** Opening Passage shown block **

News

SYMPHONY OF SIGHS wins international award

Thrilled to learn that SYMPHONY OF SIGHS won a Platinum Award for composition from the World Classical Music Awards juried competition. The one movement symphony is an addition to my Music for Ukraine series – music written as a musical reflection on Russia’s brutal invasion of Ukraine.

SYMPHONY OF SIGHS can be heard on my album DIE ERSTE ELEGIE performed by the Komorni filharmoni Pardubice conducted by Marek Stilec. The score and parts can be downloaded from the “compositions” page on my website.

Score to SYMPHONY OF SIGHS

New album release – AGAINST WAR

Announcing the release of my latest album, AGAINST WAR, featuring soprano Lisa Rombach and conductor Marek Štilec leading the Czech Chamber Philharmonic Orchestra Pardubice. The album features music from my MUSIC FOR PEACE PROJECT. It begins with DECLARATION OF PEACE for chamber orchestra, followed by AGAINST WAR and EVERYTHING PASSES for soprano and chamber orchestra.

Coming of age in the ’60s, I absorbed in my core a belief that peace was possible. In that small instant of time, it did seem to an optimistic and naïve teenager, that the millions of voices protesting in the streets, energized by rock and roll, could make a difference. The young would take over from the old and make the world a better place. Of course, it didn’t turn out that way – and it never has. Revolutionaries become what they seek to replace. Despite the discouraging tone of these words, I still harbor an inner faith that music possesses a power to reach into the hearts and minds of those who are listening and influence them for the better. With that thought in mind, much of my music was written to encourage thoughts about the possibility of peace. Yes, much martial music has been composed over the centuries to stir up the passions of soldiers to go to war – but music also has the power to elevate, to bring peace to troubled spirits, to light the path to an inner space that is free of anger and strife. Over the years, I have composed a great deal of music intended to encourage thoughts about the possibility of peace – and this album is my first recording from that project with works composed over the past several years.

** Closing Passage shown block **

**What is being asked**
From the news page above, reproduce verbatim the passage starting at "SYMPHONY OF SIGHS can" and ending at "and chamber orchestra.".

** Opening Extracted records block **

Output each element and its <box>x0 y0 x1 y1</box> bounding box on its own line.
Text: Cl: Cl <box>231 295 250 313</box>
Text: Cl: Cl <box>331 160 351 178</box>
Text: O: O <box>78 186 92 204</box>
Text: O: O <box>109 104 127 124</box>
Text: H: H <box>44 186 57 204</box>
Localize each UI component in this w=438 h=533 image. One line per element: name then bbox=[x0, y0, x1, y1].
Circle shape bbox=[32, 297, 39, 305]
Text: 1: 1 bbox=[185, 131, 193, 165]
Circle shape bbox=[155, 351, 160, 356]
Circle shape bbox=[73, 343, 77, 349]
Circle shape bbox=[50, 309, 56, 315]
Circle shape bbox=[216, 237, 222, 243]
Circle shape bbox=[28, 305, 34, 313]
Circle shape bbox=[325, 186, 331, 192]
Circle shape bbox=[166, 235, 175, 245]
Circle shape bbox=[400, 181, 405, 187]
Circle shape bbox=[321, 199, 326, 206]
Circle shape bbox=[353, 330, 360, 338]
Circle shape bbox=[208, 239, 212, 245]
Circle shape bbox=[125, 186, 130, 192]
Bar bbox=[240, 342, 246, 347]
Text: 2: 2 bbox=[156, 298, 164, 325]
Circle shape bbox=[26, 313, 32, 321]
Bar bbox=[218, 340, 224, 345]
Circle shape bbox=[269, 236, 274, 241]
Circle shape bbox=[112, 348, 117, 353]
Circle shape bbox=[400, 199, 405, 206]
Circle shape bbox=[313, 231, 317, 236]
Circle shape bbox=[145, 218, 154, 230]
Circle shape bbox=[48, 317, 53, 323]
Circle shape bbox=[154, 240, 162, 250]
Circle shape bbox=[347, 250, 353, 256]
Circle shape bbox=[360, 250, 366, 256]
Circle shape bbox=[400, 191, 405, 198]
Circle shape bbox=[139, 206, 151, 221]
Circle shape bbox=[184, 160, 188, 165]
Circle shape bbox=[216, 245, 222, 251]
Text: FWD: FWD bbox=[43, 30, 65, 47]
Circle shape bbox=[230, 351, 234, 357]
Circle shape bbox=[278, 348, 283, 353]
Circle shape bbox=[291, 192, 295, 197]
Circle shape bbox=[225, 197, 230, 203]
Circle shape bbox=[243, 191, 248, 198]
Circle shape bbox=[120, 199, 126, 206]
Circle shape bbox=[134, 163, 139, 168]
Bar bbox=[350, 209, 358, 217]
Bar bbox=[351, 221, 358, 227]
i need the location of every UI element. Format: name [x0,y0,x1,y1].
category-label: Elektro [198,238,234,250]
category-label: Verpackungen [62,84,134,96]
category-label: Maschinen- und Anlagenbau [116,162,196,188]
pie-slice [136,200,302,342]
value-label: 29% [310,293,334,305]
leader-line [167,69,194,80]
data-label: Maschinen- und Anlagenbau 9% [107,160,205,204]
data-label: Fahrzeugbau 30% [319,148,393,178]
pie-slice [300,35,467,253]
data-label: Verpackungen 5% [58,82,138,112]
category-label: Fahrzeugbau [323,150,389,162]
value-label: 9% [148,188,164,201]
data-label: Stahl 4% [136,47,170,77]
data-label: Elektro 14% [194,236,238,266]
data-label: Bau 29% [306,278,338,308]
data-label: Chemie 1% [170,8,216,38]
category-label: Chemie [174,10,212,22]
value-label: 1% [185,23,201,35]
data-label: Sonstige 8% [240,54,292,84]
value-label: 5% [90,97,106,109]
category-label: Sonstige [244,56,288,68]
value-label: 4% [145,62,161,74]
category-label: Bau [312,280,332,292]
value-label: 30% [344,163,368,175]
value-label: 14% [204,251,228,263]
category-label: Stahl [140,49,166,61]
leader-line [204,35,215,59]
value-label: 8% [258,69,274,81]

** Closing Extracted records block **

**Expected answer**
SYMPHONY OF SIGHS can be heard on my album DIE ERSTE ELEGIE performed by the Komorni filharmoni Pardubice conducted by Marek Stilec. The score and parts can be downloaded from the “compositions” page on my website.

Score to SYMPHONY OF SIGHS

New album release – AGAINST WAR

Announcing the release of my latest album, AGAINST WAR, featuring soprano Lisa Rombach and conductor Marek Štilec leading the Czech Chamber Philharmonic Orchestra Pardubice. The album features music from my MUSIC FOR PEACE PROJECT. It begins with DECLARATION OF PEACE for chamber orchestra, followed by AGAINST WAR and EVERYTHING PASSES for soprano and chamber orchestra.